**WHAT NEEDS TO BE DONE**. Reading down the listing below, count the lines where the word "academic" shows up, then give only that count.

[Entries taken from a collection]
####################

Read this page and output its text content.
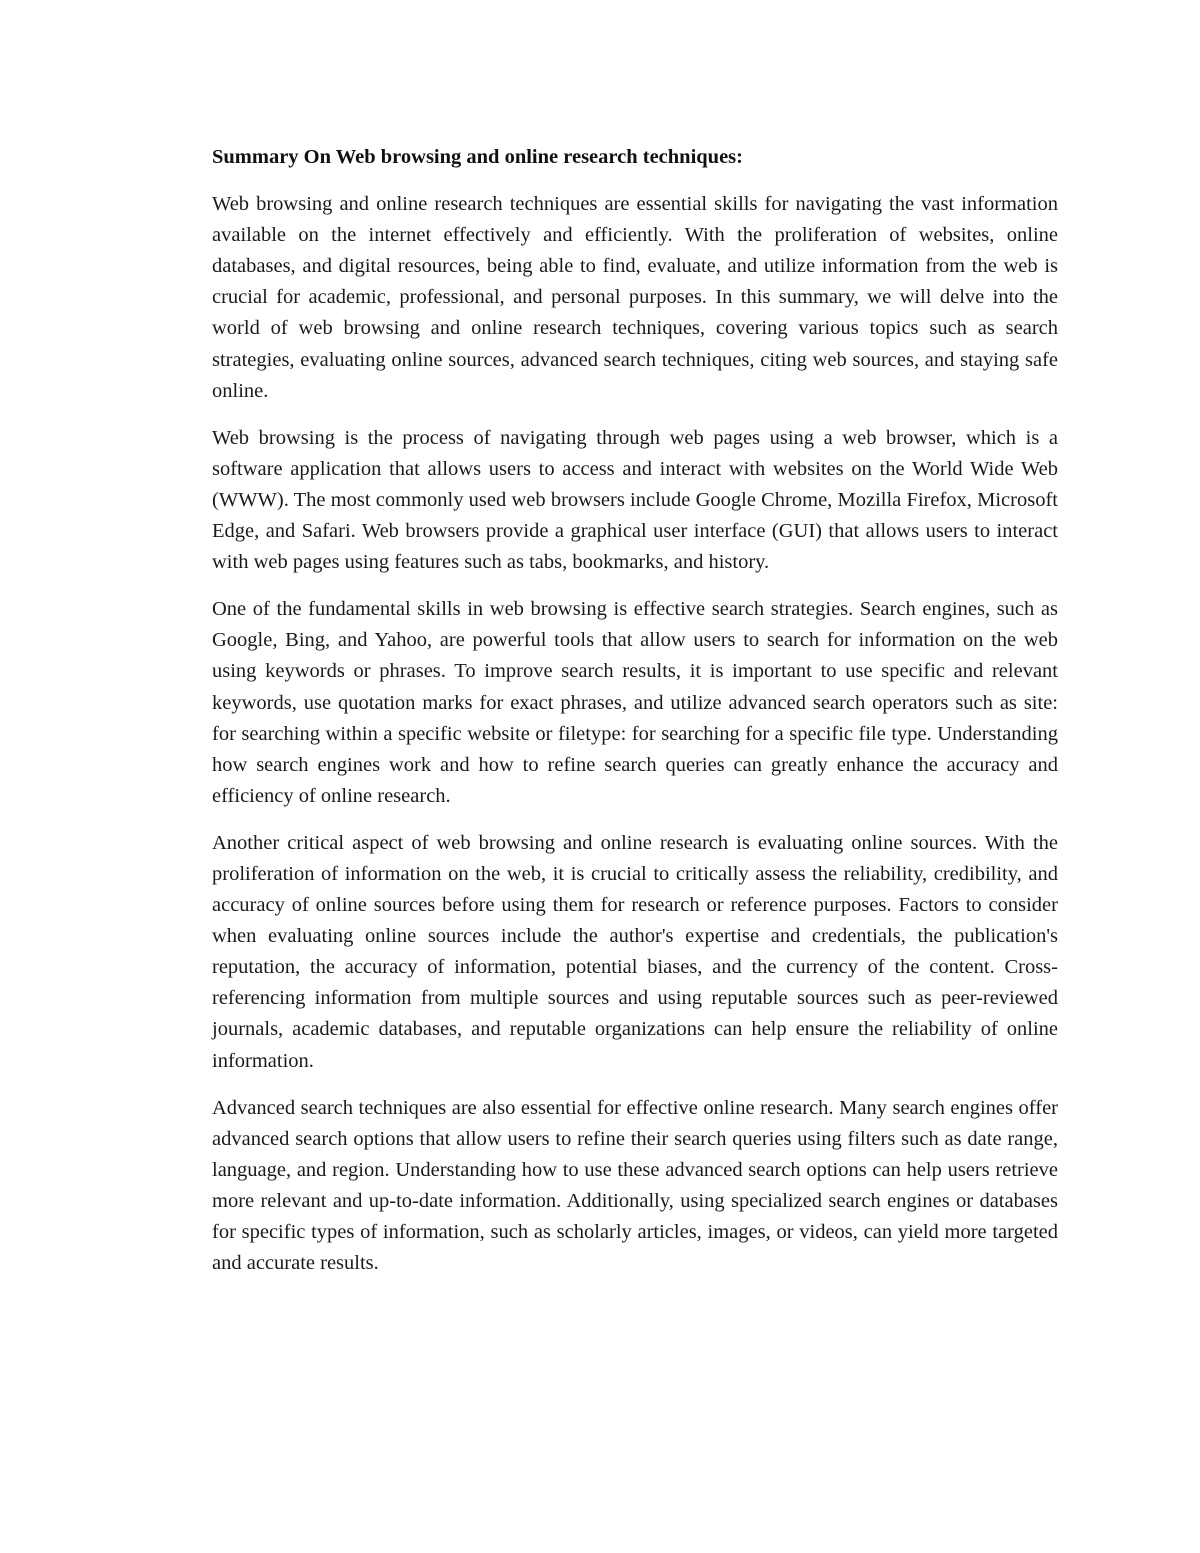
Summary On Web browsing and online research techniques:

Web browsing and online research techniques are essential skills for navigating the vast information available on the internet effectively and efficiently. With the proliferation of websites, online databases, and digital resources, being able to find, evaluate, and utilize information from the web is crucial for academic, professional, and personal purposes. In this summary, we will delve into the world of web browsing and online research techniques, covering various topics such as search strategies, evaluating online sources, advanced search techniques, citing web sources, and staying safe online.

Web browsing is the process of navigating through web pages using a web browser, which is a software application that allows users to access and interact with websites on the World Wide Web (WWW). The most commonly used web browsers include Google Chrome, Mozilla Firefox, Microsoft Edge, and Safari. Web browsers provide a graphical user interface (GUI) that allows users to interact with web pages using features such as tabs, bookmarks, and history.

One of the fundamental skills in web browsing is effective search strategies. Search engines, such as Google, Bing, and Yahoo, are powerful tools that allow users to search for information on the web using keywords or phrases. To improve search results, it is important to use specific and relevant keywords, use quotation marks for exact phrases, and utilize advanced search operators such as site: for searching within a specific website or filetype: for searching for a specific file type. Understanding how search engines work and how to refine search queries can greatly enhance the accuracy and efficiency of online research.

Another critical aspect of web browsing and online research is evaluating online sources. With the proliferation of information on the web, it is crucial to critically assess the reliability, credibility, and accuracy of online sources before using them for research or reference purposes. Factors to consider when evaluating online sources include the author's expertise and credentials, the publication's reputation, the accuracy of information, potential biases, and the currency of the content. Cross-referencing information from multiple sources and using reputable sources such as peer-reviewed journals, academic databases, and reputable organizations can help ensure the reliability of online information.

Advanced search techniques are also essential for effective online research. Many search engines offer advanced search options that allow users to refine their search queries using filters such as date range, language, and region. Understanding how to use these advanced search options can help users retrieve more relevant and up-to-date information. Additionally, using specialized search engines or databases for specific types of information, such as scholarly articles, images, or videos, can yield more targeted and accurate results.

####################

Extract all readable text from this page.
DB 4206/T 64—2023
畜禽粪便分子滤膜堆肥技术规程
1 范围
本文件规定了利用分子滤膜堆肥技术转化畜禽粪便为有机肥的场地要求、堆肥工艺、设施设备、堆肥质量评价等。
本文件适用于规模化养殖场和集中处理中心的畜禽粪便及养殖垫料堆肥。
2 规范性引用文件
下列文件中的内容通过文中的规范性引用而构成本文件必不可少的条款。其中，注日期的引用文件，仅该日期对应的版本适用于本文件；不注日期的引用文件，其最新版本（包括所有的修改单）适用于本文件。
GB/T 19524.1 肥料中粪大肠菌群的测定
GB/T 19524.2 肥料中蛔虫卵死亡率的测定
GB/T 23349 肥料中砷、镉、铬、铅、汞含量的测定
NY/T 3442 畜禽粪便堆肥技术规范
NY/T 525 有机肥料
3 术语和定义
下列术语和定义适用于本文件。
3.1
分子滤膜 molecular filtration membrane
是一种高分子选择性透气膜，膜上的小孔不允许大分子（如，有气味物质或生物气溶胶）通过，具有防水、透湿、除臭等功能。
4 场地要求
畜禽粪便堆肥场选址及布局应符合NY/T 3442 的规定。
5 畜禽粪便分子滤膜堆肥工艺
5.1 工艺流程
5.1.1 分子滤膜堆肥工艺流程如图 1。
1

####################

**COMPLETE RESPONSE**. 2